[Stored entries]
····················

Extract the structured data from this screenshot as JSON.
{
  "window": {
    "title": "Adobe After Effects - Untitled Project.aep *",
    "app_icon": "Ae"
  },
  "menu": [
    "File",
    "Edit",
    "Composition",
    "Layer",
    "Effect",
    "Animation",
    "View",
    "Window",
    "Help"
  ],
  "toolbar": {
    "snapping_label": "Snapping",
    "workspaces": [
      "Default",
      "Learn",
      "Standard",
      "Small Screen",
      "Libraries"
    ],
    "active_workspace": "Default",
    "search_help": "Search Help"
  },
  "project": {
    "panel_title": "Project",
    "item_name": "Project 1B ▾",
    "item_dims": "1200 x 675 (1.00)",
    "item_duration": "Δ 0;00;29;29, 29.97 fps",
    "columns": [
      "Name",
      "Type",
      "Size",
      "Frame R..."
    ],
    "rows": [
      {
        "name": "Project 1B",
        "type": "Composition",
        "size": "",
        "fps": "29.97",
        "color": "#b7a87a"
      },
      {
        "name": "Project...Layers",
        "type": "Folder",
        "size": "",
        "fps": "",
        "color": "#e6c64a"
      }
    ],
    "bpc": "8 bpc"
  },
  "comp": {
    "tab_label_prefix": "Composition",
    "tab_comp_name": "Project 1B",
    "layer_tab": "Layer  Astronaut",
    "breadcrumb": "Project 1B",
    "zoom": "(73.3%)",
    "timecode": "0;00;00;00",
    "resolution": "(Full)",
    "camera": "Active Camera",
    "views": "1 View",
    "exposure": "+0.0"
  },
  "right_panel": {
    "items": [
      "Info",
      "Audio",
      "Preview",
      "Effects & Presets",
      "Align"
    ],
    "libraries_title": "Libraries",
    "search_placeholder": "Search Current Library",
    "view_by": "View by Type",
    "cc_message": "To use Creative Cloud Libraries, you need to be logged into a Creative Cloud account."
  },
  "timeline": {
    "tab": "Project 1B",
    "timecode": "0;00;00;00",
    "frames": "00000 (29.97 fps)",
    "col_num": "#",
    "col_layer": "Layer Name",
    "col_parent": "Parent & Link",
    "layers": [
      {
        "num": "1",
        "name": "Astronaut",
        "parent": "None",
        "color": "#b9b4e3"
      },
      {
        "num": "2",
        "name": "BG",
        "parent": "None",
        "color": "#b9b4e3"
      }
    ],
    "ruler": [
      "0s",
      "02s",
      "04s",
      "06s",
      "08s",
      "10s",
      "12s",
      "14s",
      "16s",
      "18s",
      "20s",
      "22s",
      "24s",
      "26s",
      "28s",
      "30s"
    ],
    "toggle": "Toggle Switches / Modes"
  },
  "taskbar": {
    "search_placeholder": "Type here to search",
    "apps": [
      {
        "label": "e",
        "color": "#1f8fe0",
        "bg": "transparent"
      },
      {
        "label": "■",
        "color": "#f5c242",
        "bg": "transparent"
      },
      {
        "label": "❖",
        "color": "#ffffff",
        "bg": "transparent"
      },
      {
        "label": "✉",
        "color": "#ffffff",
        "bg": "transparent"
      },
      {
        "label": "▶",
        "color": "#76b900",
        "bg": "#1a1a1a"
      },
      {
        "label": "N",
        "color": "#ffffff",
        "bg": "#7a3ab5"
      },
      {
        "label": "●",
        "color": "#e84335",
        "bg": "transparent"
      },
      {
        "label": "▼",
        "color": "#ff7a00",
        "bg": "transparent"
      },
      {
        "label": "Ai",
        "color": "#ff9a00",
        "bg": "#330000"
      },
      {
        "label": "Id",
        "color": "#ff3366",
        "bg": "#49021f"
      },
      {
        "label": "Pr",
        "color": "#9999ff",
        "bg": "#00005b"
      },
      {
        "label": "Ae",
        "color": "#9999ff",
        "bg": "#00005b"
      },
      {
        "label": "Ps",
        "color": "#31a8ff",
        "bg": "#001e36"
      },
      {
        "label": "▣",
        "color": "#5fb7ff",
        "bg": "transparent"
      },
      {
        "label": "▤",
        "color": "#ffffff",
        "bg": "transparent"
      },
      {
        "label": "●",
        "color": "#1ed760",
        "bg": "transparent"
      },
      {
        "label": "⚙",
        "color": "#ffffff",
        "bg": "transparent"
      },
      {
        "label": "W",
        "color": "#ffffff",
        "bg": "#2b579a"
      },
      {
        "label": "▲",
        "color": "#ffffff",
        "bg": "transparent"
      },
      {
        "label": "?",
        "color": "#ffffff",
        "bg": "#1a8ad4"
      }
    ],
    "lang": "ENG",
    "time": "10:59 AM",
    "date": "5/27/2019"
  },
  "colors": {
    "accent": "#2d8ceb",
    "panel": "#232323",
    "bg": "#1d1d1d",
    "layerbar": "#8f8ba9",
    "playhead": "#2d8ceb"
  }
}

····················

- [Exercise details] Print again each line of the listing above, exactly as it appears.

- [Task result]
Extract the structured data from this screenshot as JSON.
{
  "window": {
    "title": "Adobe After Effects - Untitled Project.aep *",
    "app_icon": "Ae"
  },
  "menu": [
    "File",
    "Edit",
    "Composition",
    "Layer",
    "Effect",
    "Animation",
    "View",
    "Window",
    "Help"
  ],
  "toolbar": {
    "snapping_label": "Snapping",
    "workspaces": [
      "Default",
      "Learn",
      "Standard",
      "Small Screen",
      "Libraries"
    ],
    "active_workspace": "Default",
    "search_help": "Search Help"
  },
  "project": {
    "panel_title": "Project",
    "item_name": "Project 1B ▾",
    "item_dims": "1200 x 675 (1.00)",
    "item_duration": "Δ 0;00;29;29, 29.97 fps",
    "columns": [
      "Name",
      "Type",
      "Size",
      "Frame R..."
    ],
    "rows": [
      {
        "name": "Project 1B",
        "type": "Composition",
        "size": "",
        "fps": "29.97",
        "color": "#b7a87a"
      },
      {
        "name": "Project...Layers",
        "type": "Folder",
        "size": "",
        "fps": "",
        "color": "#e6c64a"
      }
    ],
    "bpc": "8 bpc"
  },
  "comp": {
    "tab_label_prefix": "Composition",
    "tab_comp_name": "Project 1B",
    "layer_tab": "Layer  Astronaut",
    "breadcrumb": "Project 1B",
    "zoom": "(73.3%)",
    "timecode": "0;00;00;00",
    "resolution": "(Full)",
    "camera": "Active Camera",
    "views": "1 View",
    "exposure": "+0.0"
  },
  "right_panel": {
    "items": [
      "Info",
      "Audio",
      "Preview",
      "Effects & Presets",
      "Align"
    ],
    "libraries_title": "Libraries",
    "search_placeholder": "Search Current Library",
    "view_by": "View by Type",
    "cc_message": "To use Creative Cloud Libraries, you need to be logged into a Creative Cloud account."
  },
  "timeline": {
    "tab": "Project 1B",
    "timecode": "0;00;00;00",
    "frames": "00000 (29.97 fps)",
    "col_num": "#",
    "col_layer": "Layer Name",
    "col_parent": "Parent & Link",
    "layers": [
      {
        "num": "1",
        "name": "Astronaut",
        "parent": "None",
        "color": "#b9b4e3"
      },
      {
        "num": "2",
        "name": "BG",
        "parent": "None",
        "color": "#b9b4e3"
      }
    ],
    "ruler": [
      "0s",
      "02s",
      "04s",
      "06s",
      "08s",
      "10s",
      "12s",
      "14s",
      "16s",
      "18s",
      "20s",
      "22s",
      "24s",
      "26s",
      "28s",
      "30s"
    ],
    "toggle": "Toggle Switches / Modes"
  },
  "taskbar": {
    "search_placeholder": "Type here to search",
    "apps": [
      {
        "label": "e",
        "color": "#1f8fe0",
        "bg": "transparent"
      },
      {
        "label": "■",
        "color": "#f5c242",
        "bg": "transparent"
      },
      {
        "label": "❖",
        "color": "#ffffff",
        "bg": "transparent"
      },
      {
        "label": "✉",
        "color": "#ffffff",
        "bg": "transparent"
      },
      {
        "label": "▶",
        "color": "#76b900",
        "bg": "#1a1a1a"
      },
      {
        "label": "N",
        "color": "#ffffff",
        "bg": "#7a3ab5"
      },
      {
        "label": "●",
        "color": "#e84335",
        "bg": "transparent"
      },
      {
        "label": "▼",
        "color": "#ff7a00",
        "bg": "transparent"
      },
      {
        "label": "Ai",
        "color": "#ff9a00",
        "bg": "#330000"
      },
      {
        "label": "Id",
        "color": "#ff3366",
        "bg": "#49021f"
      },
      {
        "label": "Pr",
        "color": "#9999ff",
        "bg": "#00005b"
      },
      {
        "label": "Ae",
        "color": "#9999ff",
        "bg": "#00005b"
      },
      {
        "label": "Ps",
        "color": "#31a8ff",
        "bg": "#001e36"
      },
      {
        "label": "▣",
        "color": "#5fb7ff",
        "bg": "transparent"
      },
      {
        "label": "▤",
        "color": "#ffffff",
        "bg": "transparent"
      },
      {
        "label": "●",
        "color": "#1ed760",
        "bg": "transparent"
      },
      {
        "label": "⚙",
        "color": "#ffffff",
        "bg": "transparent"
      },
      {
        "label": "W",
        "color": "#ffffff",
        "bg": "#2b579a"
      },
      {
        "label": "▲",
        "color": "#ffffff",
        "bg": "transparent"
      },
      {
        "label": "?",
        "color": "#ffffff",
        "bg": "#1a8ad4"
      }
    ],
    "lang": "ENG",
    "time": "10:59 AM",
    "date": "5/27/2019"
  },
  "colors": {
    "accent": "#2d8ceb",
    "panel": "#232323",
    "bg": "#1d1d1d",
    "layerbar": "#8f8ba9",
    "playhead": "#2d8ceb"
  }
}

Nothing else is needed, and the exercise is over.